▸ Stored rows
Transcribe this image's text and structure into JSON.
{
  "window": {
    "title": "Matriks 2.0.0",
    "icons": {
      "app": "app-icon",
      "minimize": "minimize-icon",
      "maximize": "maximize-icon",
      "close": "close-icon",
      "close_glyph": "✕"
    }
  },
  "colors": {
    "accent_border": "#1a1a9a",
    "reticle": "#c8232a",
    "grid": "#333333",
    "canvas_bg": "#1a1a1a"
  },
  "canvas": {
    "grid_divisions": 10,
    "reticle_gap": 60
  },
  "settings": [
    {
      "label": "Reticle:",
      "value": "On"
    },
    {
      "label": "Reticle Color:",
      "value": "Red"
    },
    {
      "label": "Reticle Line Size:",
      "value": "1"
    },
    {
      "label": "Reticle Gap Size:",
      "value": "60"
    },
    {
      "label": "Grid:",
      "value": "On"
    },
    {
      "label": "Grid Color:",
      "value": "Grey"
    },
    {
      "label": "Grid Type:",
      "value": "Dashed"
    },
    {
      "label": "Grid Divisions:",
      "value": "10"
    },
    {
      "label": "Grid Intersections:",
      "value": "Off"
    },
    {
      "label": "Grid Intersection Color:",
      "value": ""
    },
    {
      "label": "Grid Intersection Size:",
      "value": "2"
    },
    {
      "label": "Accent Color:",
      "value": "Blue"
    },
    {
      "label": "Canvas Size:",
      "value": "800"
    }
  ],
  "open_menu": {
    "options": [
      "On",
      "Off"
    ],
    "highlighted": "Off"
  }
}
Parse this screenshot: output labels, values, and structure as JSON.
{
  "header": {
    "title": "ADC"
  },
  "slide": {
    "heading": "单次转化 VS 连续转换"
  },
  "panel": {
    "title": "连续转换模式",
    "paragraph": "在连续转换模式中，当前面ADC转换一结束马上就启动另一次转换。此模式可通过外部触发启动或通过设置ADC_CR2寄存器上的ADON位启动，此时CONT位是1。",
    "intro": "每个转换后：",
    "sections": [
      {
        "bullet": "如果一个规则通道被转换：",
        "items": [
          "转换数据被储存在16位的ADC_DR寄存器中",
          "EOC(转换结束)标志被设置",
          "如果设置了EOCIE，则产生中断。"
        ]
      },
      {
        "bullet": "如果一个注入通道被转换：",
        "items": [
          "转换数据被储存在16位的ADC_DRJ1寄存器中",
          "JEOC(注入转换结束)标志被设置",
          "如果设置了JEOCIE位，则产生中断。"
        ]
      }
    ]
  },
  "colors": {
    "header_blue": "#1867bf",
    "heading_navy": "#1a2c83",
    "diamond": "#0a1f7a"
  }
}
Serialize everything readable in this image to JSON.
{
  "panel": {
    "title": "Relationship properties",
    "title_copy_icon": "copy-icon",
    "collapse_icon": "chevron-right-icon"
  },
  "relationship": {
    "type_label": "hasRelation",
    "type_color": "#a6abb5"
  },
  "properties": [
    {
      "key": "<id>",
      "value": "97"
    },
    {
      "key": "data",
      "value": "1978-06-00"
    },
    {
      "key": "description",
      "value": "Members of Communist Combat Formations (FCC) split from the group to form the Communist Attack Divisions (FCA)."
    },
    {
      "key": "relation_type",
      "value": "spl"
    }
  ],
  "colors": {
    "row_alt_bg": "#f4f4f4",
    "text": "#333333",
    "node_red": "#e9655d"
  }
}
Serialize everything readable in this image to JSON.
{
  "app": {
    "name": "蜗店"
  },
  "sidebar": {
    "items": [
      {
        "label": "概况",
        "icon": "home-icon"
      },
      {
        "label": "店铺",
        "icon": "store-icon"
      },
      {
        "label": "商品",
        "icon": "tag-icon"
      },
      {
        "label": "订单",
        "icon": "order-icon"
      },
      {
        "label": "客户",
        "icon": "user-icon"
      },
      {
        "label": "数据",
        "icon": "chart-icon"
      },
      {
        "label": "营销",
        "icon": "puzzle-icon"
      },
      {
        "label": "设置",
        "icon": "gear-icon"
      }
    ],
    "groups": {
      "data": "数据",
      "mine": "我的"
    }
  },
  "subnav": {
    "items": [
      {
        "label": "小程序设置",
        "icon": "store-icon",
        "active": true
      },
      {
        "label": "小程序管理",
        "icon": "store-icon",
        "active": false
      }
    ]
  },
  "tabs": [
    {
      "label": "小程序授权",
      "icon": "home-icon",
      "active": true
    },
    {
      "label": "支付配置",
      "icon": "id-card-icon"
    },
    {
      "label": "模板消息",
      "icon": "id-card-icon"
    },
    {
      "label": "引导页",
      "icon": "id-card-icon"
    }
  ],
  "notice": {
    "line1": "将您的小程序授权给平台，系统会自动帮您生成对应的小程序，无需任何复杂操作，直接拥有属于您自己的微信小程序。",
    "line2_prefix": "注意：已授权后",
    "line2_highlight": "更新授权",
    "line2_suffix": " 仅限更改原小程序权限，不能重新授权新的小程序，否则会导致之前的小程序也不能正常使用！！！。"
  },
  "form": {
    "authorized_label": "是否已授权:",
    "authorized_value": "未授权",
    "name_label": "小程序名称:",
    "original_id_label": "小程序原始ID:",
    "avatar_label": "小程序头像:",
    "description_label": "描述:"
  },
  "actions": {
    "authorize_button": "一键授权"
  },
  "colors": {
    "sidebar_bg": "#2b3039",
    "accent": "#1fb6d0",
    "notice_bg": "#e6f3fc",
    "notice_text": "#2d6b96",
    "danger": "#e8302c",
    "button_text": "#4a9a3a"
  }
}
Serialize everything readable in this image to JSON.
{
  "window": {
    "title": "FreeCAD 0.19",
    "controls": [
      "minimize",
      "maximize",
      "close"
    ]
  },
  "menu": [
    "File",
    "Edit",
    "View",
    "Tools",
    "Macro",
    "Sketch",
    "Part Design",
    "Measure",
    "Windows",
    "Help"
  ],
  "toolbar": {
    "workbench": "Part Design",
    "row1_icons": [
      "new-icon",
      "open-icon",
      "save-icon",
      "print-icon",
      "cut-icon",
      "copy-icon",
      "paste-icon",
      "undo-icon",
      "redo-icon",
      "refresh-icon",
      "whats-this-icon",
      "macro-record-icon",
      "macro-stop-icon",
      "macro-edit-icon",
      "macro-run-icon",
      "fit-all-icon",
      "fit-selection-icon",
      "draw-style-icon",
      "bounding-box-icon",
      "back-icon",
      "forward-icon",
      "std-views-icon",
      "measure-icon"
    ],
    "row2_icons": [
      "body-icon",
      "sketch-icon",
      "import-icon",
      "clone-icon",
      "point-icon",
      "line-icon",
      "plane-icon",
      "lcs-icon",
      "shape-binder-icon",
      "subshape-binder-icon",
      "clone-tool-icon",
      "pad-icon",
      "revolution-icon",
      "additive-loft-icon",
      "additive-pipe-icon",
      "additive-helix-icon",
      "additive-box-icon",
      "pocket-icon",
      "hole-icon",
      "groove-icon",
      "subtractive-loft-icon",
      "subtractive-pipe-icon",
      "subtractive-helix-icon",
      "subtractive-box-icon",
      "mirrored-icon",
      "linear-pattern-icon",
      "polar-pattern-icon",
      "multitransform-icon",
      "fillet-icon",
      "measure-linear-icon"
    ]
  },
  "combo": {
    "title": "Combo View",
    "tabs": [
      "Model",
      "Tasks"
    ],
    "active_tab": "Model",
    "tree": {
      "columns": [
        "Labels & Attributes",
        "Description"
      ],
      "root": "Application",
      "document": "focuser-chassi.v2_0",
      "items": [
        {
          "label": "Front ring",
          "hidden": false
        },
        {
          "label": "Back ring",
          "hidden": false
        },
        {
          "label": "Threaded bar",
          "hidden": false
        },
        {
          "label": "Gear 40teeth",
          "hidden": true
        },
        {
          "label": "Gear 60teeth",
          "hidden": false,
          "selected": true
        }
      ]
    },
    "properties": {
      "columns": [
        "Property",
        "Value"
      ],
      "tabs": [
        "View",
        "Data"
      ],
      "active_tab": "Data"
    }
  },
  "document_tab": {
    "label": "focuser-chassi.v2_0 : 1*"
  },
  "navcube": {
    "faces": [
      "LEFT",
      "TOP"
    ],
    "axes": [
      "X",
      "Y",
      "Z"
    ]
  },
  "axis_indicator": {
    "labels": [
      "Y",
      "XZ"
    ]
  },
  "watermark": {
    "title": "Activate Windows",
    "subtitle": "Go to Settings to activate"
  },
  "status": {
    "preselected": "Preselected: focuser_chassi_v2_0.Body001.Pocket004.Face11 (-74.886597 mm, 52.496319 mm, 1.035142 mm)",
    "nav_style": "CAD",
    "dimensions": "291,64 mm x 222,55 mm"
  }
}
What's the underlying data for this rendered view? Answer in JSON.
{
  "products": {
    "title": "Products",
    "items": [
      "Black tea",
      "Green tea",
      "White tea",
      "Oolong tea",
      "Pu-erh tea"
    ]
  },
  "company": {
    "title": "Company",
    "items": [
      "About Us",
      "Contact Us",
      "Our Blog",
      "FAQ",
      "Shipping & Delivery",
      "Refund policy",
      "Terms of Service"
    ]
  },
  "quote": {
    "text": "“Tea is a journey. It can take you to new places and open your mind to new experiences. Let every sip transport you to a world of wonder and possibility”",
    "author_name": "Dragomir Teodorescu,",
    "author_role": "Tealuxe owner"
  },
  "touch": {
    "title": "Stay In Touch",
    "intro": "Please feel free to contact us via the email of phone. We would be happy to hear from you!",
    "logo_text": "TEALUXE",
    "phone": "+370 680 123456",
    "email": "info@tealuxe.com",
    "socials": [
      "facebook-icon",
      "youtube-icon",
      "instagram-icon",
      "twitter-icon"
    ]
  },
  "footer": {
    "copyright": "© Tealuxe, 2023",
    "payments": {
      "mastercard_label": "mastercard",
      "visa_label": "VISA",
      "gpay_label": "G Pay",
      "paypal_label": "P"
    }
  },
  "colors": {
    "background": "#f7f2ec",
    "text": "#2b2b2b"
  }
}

▸ Aim
Identify each line containing the string "pattern" and copy it out.

▸ Task response
      "linear-pattern-icon",
      "polar-pattern-icon",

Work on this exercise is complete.